* **Stated problem**
Drop every picture and copy exactly the lines from the one with "Read all visible" through the last line of the listing below.

++++ Data rows

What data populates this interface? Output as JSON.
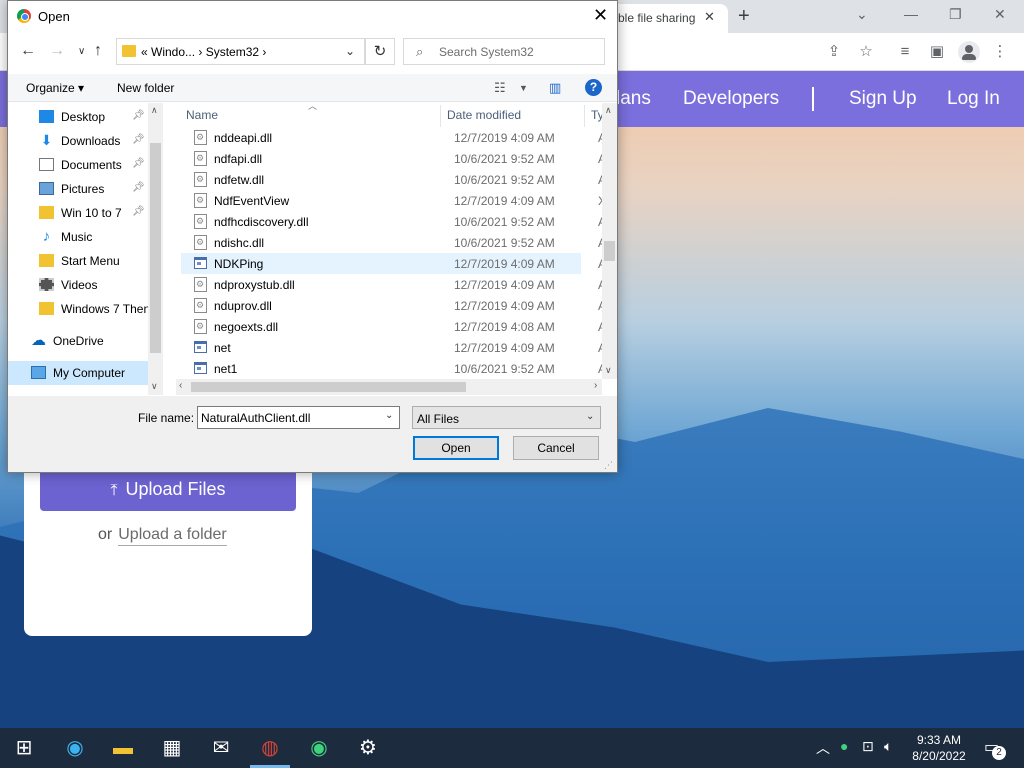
{
  "browser": {
    "tab_title": "ble file sharing",
    "tab_close": "✕",
    "new_tab": "+"
  },
  "site": {
    "nav": [
      "lans",
      "Developers",
      "Sign Up",
      "Log In"
    ],
    "upload_button": "Upload Files",
    "or_text": "or",
    "upload_folder": "Upload a folder"
  },
  "dialog": {
    "title": "Open",
    "breadcrumb": "«  Windo...  ›  System32  ›",
    "search_placeholder": "Search System32",
    "organize": "Organize ▾",
    "new_folder": "New folder",
    "nav_items": [
      {
        "label": "Desktop",
        "icon": "desktop-icon",
        "pinned": true
      },
      {
        "label": "Downloads",
        "icon": "downloads-icon",
        "pinned": true
      },
      {
        "label": "Documents",
        "icon": "documents-icon",
        "pinned": true
      },
      {
        "label": "Pictures",
        "icon": "pictures-icon",
        "pinned": true
      },
      {
        "label": "Win 10 to 7",
        "icon": "folder-icon",
        "pinned": true
      },
      {
        "label": "Music",
        "icon": "music-icon",
        "pinned": false
      },
      {
        "label": "Start Menu",
        "icon": "folder-icon",
        "pinned": false
      },
      {
        "label": "Videos",
        "icon": "videos-icon",
        "pinned": false
      },
      {
        "label": "Windows 7 Then",
        "icon": "folder-icon",
        "pinned": false
      },
      {
        "label": "OneDrive",
        "icon": "onedrive-icon",
        "pinned": false
      },
      {
        "label": "My Computer",
        "icon": "computer-icon",
        "pinned": false
      }
    ],
    "columns": {
      "name": "Name",
      "date": "Date modified",
      "type": "Ty"
    },
    "files": [
      {
        "name": "nddeapi.dll",
        "date": "12/7/2019 4:09 AM",
        "type": "A",
        "kind": "dll"
      },
      {
        "name": "ndfapi.dll",
        "date": "10/6/2021 9:52 AM",
        "type": "A",
        "kind": "dll"
      },
      {
        "name": "ndfetw.dll",
        "date": "10/6/2021 9:52 AM",
        "type": "A",
        "kind": "dll"
      },
      {
        "name": "NdfEventView",
        "date": "12/7/2019 4:09 AM",
        "type": "X",
        "kind": "dll"
      },
      {
        "name": "ndfhcdiscovery.dll",
        "date": "10/6/2021 9:52 AM",
        "type": "A",
        "kind": "dll"
      },
      {
        "name": "ndishc.dll",
        "date": "10/6/2021 9:52 AM",
        "type": "A",
        "kind": "dll"
      },
      {
        "name": "NDKPing",
        "date": "12/7/2019 4:09 AM",
        "type": "A",
        "kind": "exe"
      },
      {
        "name": "ndproxystub.dll",
        "date": "12/7/2019 4:09 AM",
        "type": "A",
        "kind": "dll"
      },
      {
        "name": "nduprov.dll",
        "date": "12/7/2019 4:09 AM",
        "type": "A",
        "kind": "dll"
      },
      {
        "name": "negoexts.dll",
        "date": "12/7/2019 4:08 AM",
        "type": "A",
        "kind": "dll"
      },
      {
        "name": "net",
        "date": "12/7/2019 4:09 AM",
        "type": "A",
        "kind": "exe"
      },
      {
        "name": "net1",
        "date": "10/6/2021 9:52 AM",
        "type": "A",
        "kind": "exe"
      }
    ],
    "file_name_label": "File name:",
    "file_name_value": "NaturalAuthClient.dll",
    "file_type": "All Files",
    "open_button": "Open",
    "cancel_button": "Cancel"
  },
  "taskbar": {
    "time": "9:33 AM",
    "date": "8/20/2022",
    "notification_count": "2"
  },
  "colors": {
    "site_nav": "#7a6fdc",
    "upload_button": "#6c62d0",
    "taskbar": "#1c2b3d",
    "selection": "#cce8ff"
  }
}
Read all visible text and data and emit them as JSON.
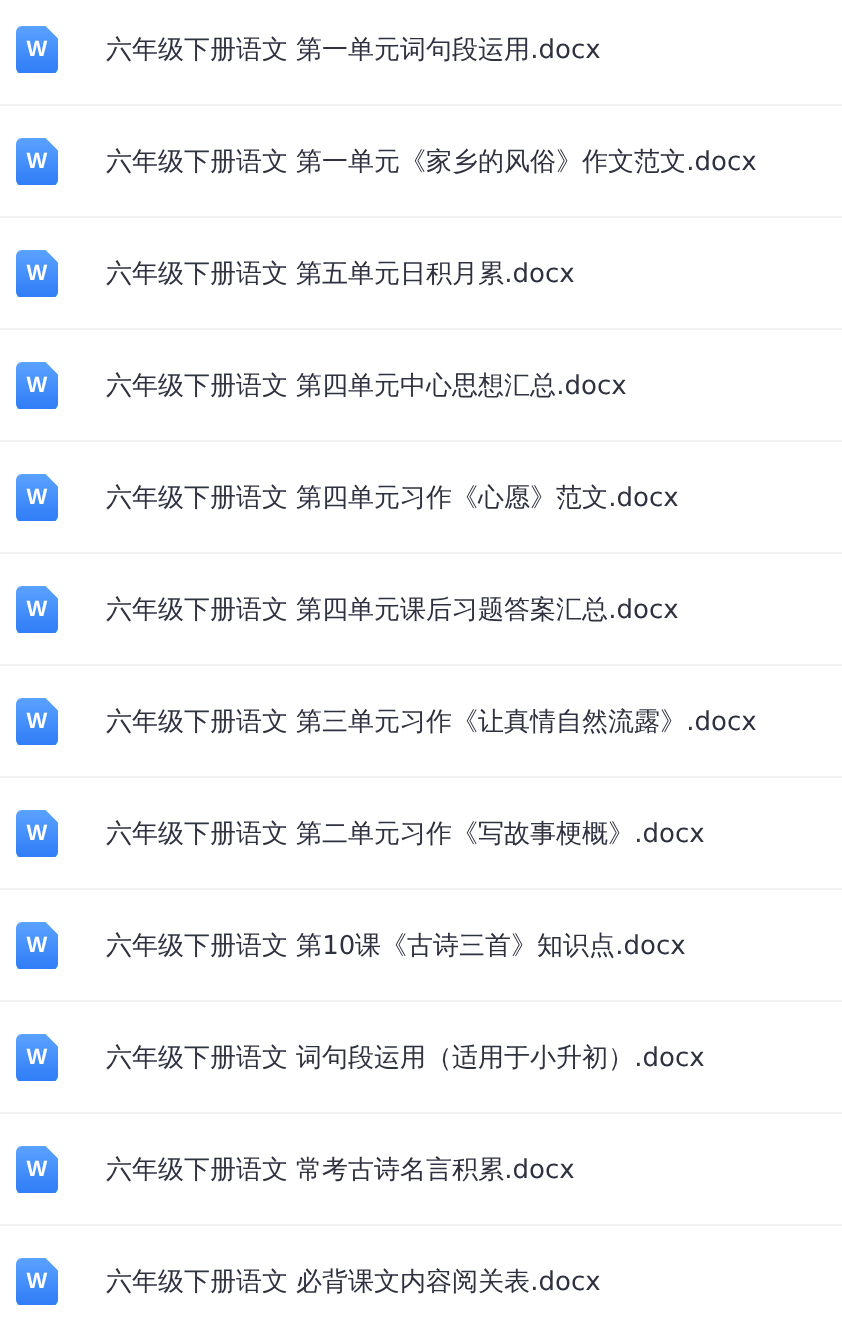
{
  "files": [
    {
      "icon_letter": "W",
      "name": "六年级下册语文 第一单元词句段运用.docx"
    },
    {
      "icon_letter": "W",
      "name": "六年级下册语文 第一单元《家乡的风俗》作文范文.docx"
    },
    {
      "icon_letter": "W",
      "name": "六年级下册语文 第五单元日积月累.docx"
    },
    {
      "icon_letter": "W",
      "name": "六年级下册语文 第四单元中心思想汇总.docx"
    },
    {
      "icon_letter": "W",
      "name": "六年级下册语文 第四单元习作《心愿》范文.docx"
    },
    {
      "icon_letter": "W",
      "name": "六年级下册语文 第四单元课后习题答案汇总.docx"
    },
    {
      "icon_letter": "W",
      "name": "六年级下册语文 第三单元习作《让真情自然流露》.docx"
    },
    {
      "icon_letter": "W",
      "name": "六年级下册语文 第二单元习作《写故事梗概》.docx"
    },
    {
      "icon_letter": "W",
      "name": "六年级下册语文 第10课《古诗三首》知识点.docx"
    },
    {
      "icon_letter": "W",
      "name": "六年级下册语文 词句段运用（适用于小升初）.docx"
    },
    {
      "icon_letter": "W",
      "name": "六年级下册语文 常考古诗名言积累.docx"
    },
    {
      "icon_letter": "W",
      "name": "六年级下册语文 必背课文内容阅关表.docx"
    }
  ]
}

++++++++

* **Result**
Read all visible text and data and emit them as JSON.
{
  "files": [
    {
      "icon_letter": "W",
      "name": "六年级下册语文 第一单元词句段运用.docx"
    },
    {
      "icon_letter": "W",
      "name": "六年级下册语文 第一单元《家乡的风俗》作文范文.docx"
    },
    {
      "icon_letter": "W",
      "name": "六年级下册语文 第五单元日积月累.docx"
    },
    {
      "icon_letter": "W",
      "name": "六年级下册语文 第四单元中心思想汇总.docx"
    },
    {
      "icon_letter": "W",
      "name": "六年级下册语文 第四单元习作《心愿》范文.docx"
    },
    {
      "icon_letter": "W",
      "name": "六年级下册语文 第四单元课后习题答案汇总.docx"
    },
    {
      "icon_letter": "W",
      "name": "六年级下册语文 第三单元习作《让真情自然流露》.docx"
    },
    {
      "icon_letter": "W",
      "name": "六年级下册语文 第二单元习作《写故事梗概》.docx"
    },
    {
      "icon_letter": "W",
      "name": "六年级下册语文 第10课《古诗三首》知识点.docx"
    },
    {
      "icon_letter": "W",
      "name": "六年级下册语文 词句段运用（适用于小升初）.docx"
    },
    {
      "icon_letter": "W",
      "name": "六年级下册语文 常考古诗名言积累.docx"
    },
    {
      "icon_letter": "W",
      "name": "六年级下册语文 必背课文内容阅关表.docx"
    }
  ]
}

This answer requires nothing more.